● WHAT THE EXERCISE ASKS: Return every record below exactly as written, omitting any pictures.

● DATA SHOWN:
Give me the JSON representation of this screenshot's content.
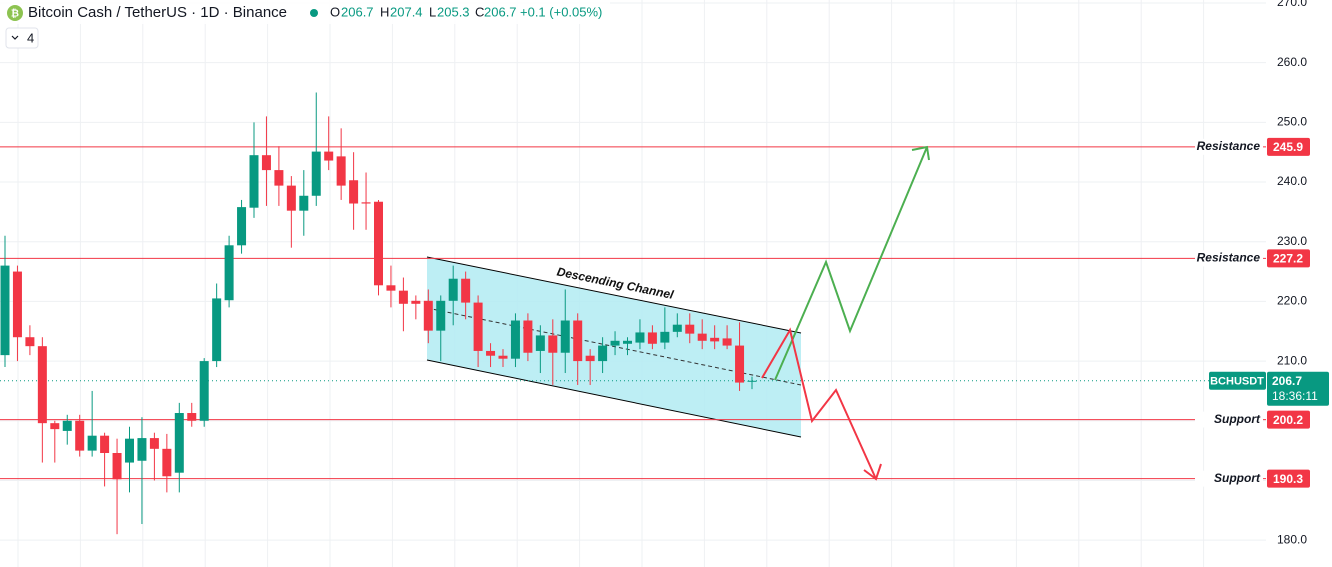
{
  "chart_data": {
    "type": "candlestick",
    "header": {
      "symbol": "Bitcoin Cash / TetherUS · 1D · Binance",
      "o_label": "O",
      "open": 206.7,
      "h_label": "H",
      "high": 207.4,
      "l_label": "L",
      "low": 205.3,
      "c_label": "C",
      "close": 206.7,
      "change": "+0.1 (+0.05%)",
      "indicators": 4
    },
    "categories": [
      null,
      null,
      null,
      null,
      null,
      null,
      null,
      null,
      null,
      null,
      null,
      null,
      null,
      null,
      null,
      null,
      null,
      null,
      null,
      null,
      null,
      null,
      null,
      null,
      null,
      null,
      null,
      null,
      null,
      null,
      null,
      null,
      null,
      null,
      null,
      null,
      null,
      null,
      null,
      null,
      null,
      null,
      null,
      null,
      null,
      null,
      null,
      null,
      null,
      null,
      null,
      null,
      null,
      null,
      null,
      null,
      null,
      null,
      null,
      null,
      null
    ],
    "open": [
      211,
      225,
      214,
      212.5,
      199.6,
      198.3,
      200,
      195,
      197.5,
      194.6,
      193,
      193.3,
      197.1,
      195.3,
      191.3,
      201.3,
      200,
      210,
      220.2,
      229.4,
      235.7,
      244.5,
      242,
      239.4,
      235.2,
      237.7,
      245.1,
      244.3,
      240.3,
      236.6,
      236.7,
      222.7,
      221.8,
      220.1,
      220.1,
      215.1,
      220.1,
      223.8,
      219.8,
      211.7,
      210.9,
      210.4,
      216.8,
      211.7,
      214.3,
      211.4,
      216.8,
      210.9,
      210,
      212.6,
      212.9,
      213.1,
      214.8,
      213.1,
      214.9,
      216.1,
      214.6,
      213.9,
      213.8,
      212.6,
      206.7
    ],
    "high": [
      231,
      226,
      216,
      214,
      200,
      201,
      201,
      205,
      198,
      197,
      199,
      200.6,
      198,
      197.8,
      203,
      203,
      210.5,
      223,
      231,
      237,
      250,
      251,
      246,
      241,
      242,
      255,
      251,
      249,
      245,
      241.6,
      237,
      226,
      224,
      221,
      222,
      221,
      226,
      225,
      221,
      213,
      212,
      218,
      218,
      216,
      217,
      222,
      218,
      212,
      214,
      215,
      214,
      217,
      216,
      219,
      218,
      218,
      217,
      216,
      216,
      216.5,
      207.4
    ],
    "low": [
      209,
      210,
      211,
      193,
      193,
      196,
      194,
      194,
      189,
      181,
      188,
      182.7,
      190,
      188,
      188,
      199,
      199,
      209,
      219,
      228,
      234,
      236,
      236,
      229,
      231,
      236,
      242,
      237,
      232,
      232,
      221,
      219,
      215,
      217,
      213,
      210,
      216,
      217,
      209,
      209,
      209,
      209,
      210,
      208,
      206,
      208,
      206,
      206,
      208,
      211,
      211,
      212,
      212,
      212,
      214,
      213,
      212,
      212,
      212,
      205,
      205.3
    ],
    "close": [
      226,
      214,
      212.5,
      199.6,
      198.6,
      200,
      195,
      197.5,
      194.6,
      190.2,
      197,
      197.1,
      195.3,
      190.7,
      201.3,
      200,
      210,
      220.5,
      229.4,
      235.8,
      244.5,
      242,
      239.4,
      235.2,
      237.7,
      245.1,
      243.6,
      239.4,
      236.4,
      236.4,
      222.7,
      221.8,
      219.6,
      219.6,
      215.1,
      220.1,
      223.8,
      219.8,
      211.7,
      210.9,
      210.4,
      216.8,
      211.4,
      214.3,
      211.4,
      216.8,
      210,
      210,
      212.6,
      213.4,
      213.4,
      214.8,
      212.9,
      214.9,
      216.1,
      214.6,
      213.4,
      213.3,
      212.6,
      206.4,
      206.7
    ],
    "up_color": "#089981",
    "down_color": "#f23645",
    "ylim": [
      175.5,
      270.5
    ],
    "yticks": [
      {
        "value": 180,
        "label": "180.0"
      },
      {
        "value": 190,
        "label": "190.0"
      },
      {
        "value": 200,
        "label": "200.0"
      },
      {
        "value": 210,
        "label": "210.0"
      },
      {
        "value": 220,
        "label": "220.0"
      },
      {
        "value": 230,
        "label": "230.0"
      },
      {
        "value": 240,
        "label": "240.0"
      },
      {
        "value": 250,
        "label": "250.0"
      },
      {
        "value": 260,
        "label": "260.0"
      },
      {
        "value": 270,
        "label": "270.0"
      }
    ],
    "grid": true,
    "levels": [
      {
        "label": "Resistance",
        "value": 245.9
      },
      {
        "label": "Resistance",
        "value": 227.2
      },
      {
        "label": "Support",
        "value": 200.2
      },
      {
        "label": "Support",
        "value": 190.3
      }
    ],
    "level_color": "#f23645",
    "last_price": {
      "symbol": "BCHUSDT",
      "value": 206.7,
      "countdown": "18:36:11"
    },
    "annotation": "Descending Channel"
  }
}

● FINAL ANSWER:
Give me the JSON representation of this screenshot's content.
{
  "chart_data": {
    "type": "candlestick",
    "header": {
      "symbol": "Bitcoin Cash / TetherUS · 1D · Binance",
      "o_label": "O",
      "open": 206.7,
      "h_label": "H",
      "high": 207.4,
      "l_label": "L",
      "low": 205.3,
      "c_label": "C",
      "close": 206.7,
      "change": "+0.1 (+0.05%)",
      "indicators": 4
    },
    "categories": [
      null,
      null,
      null,
      null,
      null,
      null,
      null,
      null,
      null,
      null,
      null,
      null,
      null,
      null,
      null,
      null,
      null,
      null,
      null,
      null,
      null,
      null,
      null,
      null,
      null,
      null,
      null,
      null,
      null,
      null,
      null,
      null,
      null,
      null,
      null,
      null,
      null,
      null,
      null,
      null,
      null,
      null,
      null,
      null,
      null,
      null,
      null,
      null,
      null,
      null,
      null,
      null,
      null,
      null,
      null,
      null,
      null,
      null,
      null,
      null,
      null
    ],
    "open": [
      211,
      225,
      214,
      212.5,
      199.6,
      198.3,
      200,
      195,
      197.5,
      194.6,
      193,
      193.3,
      197.1,
      195.3,
      191.3,
      201.3,
      200,
      210,
      220.2,
      229.4,
      235.7,
      244.5,
      242,
      239.4,
      235.2,
      237.7,
      245.1,
      244.3,
      240.3,
      236.6,
      236.7,
      222.7,
      221.8,
      220.1,
      220.1,
      215.1,
      220.1,
      223.8,
      219.8,
      211.7,
      210.9,
      210.4,
      216.8,
      211.7,
      214.3,
      211.4,
      216.8,
      210.9,
      210,
      212.6,
      212.9,
      213.1,
      214.8,
      213.1,
      214.9,
      216.1,
      214.6,
      213.9,
      213.8,
      212.6,
      206.7
    ],
    "high": [
      231,
      226,
      216,
      214,
      200,
      201,
      201,
      205,
      198,
      197,
      199,
      200.6,
      198,
      197.8,
      203,
      203,
      210.5,
      223,
      231,
      237,
      250,
      251,
      246,
      241,
      242,
      255,
      251,
      249,
      245,
      241.6,
      237,
      226,
      224,
      221,
      222,
      221,
      226,
      225,
      221,
      213,
      212,
      218,
      218,
      216,
      217,
      222,
      218,
      212,
      214,
      215,
      214,
      217,
      216,
      219,
      218,
      218,
      217,
      216,
      216,
      216.5,
      207.4
    ],
    "low": [
      209,
      210,
      211,
      193,
      193,
      196,
      194,
      194,
      189,
      181,
      188,
      182.7,
      190,
      188,
      188,
      199,
      199,
      209,
      219,
      228,
      234,
      236,
      236,
      229,
      231,
      236,
      242,
      237,
      232,
      232,
      221,
      219,
      215,
      217,
      213,
      210,
      216,
      217,
      209,
      209,
      209,
      209,
      210,
      208,
      206,
      208,
      206,
      206,
      208,
      211,
      211,
      212,
      212,
      212,
      214,
      213,
      212,
      212,
      212,
      205,
      205.3
    ],
    "close": [
      226,
      214,
      212.5,
      199.6,
      198.6,
      200,
      195,
      197.5,
      194.6,
      190.2,
      197,
      197.1,
      195.3,
      190.7,
      201.3,
      200,
      210,
      220.5,
      229.4,
      235.8,
      244.5,
      242,
      239.4,
      235.2,
      237.7,
      245.1,
      243.6,
      239.4,
      236.4,
      236.4,
      222.7,
      221.8,
      219.6,
      219.6,
      215.1,
      220.1,
      223.8,
      219.8,
      211.7,
      210.9,
      210.4,
      216.8,
      211.4,
      214.3,
      211.4,
      216.8,
      210,
      210,
      212.6,
      213.4,
      213.4,
      214.8,
      212.9,
      214.9,
      216.1,
      214.6,
      213.4,
      213.3,
      212.6,
      206.4,
      206.7
    ],
    "up_color": "#089981",
    "down_color": "#f23645",
    "ylim": [
      175.5,
      270.5
    ],
    "yticks": [
      {
        "value": 180,
        "label": "180.0"
      },
      {
        "value": 190,
        "label": "190.0"
      },
      {
        "value": 200,
        "label": "200.0"
      },
      {
        "value": 210,
        "label": "210.0"
      },
      {
        "value": 220,
        "label": "220.0"
      },
      {
        "value": 230,
        "label": "230.0"
      },
      {
        "value": 240,
        "label": "240.0"
      },
      {
        "value": 250,
        "label": "250.0"
      },
      {
        "value": 260,
        "label": "260.0"
      },
      {
        "value": 270,
        "label": "270.0"
      }
    ],
    "grid": true,
    "levels": [
      {
        "label": "Resistance",
        "value": 245.9
      },
      {
        "label": "Resistance",
        "value": 227.2
      },
      {
        "label": "Support",
        "value": 200.2
      },
      {
        "label": "Support",
        "value": 190.3
      }
    ],
    "level_color": "#f23645",
    "last_price": {
      "symbol": "BCHUSDT",
      "value": 206.7,
      "countdown": "18:36:11"
    },
    "annotation": "Descending Channel"
  }
}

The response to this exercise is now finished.